• EXERCISE DETAILS:
Filter out everything except lines holding "stock".

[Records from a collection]
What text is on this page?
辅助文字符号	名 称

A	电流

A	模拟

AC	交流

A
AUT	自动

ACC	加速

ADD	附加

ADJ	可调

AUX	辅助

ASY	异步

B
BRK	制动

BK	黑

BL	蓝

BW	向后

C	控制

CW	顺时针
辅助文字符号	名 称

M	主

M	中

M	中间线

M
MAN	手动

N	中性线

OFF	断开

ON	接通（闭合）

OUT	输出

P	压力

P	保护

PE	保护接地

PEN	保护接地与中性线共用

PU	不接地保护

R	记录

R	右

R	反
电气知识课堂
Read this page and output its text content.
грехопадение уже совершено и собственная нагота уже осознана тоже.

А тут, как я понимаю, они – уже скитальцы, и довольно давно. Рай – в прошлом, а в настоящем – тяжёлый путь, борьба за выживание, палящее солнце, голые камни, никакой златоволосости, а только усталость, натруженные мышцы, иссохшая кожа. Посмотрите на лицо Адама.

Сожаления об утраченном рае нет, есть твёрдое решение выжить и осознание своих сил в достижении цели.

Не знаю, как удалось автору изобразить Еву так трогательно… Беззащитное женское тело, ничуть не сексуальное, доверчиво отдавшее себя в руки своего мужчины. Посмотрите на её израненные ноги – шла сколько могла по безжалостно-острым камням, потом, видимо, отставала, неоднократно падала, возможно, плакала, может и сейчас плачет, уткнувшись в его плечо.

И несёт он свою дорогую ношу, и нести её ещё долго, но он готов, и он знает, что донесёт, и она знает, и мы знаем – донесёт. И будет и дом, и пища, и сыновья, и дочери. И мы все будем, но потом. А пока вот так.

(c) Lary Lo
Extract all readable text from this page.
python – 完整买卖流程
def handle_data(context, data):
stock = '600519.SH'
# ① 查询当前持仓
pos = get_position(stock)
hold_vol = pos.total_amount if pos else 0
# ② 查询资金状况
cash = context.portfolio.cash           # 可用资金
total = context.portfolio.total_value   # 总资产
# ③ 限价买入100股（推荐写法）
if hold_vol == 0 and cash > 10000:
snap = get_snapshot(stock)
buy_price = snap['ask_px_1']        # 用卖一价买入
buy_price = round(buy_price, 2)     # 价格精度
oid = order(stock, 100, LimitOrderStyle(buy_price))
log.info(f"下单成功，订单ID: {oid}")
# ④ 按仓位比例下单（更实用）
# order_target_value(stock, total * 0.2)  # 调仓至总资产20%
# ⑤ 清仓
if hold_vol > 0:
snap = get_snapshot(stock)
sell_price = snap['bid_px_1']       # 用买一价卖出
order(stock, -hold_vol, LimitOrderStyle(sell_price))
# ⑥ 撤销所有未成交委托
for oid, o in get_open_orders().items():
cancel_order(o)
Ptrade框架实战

• EXERCISE ANSWER:
stock = '600519.SH'
pos = get_position(stock)
snap = get_snapshot(stock)
oid = order(stock, 100, LimitOrderStyle(buy_price))
# order_target_value(stock, total * 0.2)  # 调仓至总资产20%
snap = get_snapshot(stock)
order(stock, -hold_vol, LimitOrderStyle(sell_price))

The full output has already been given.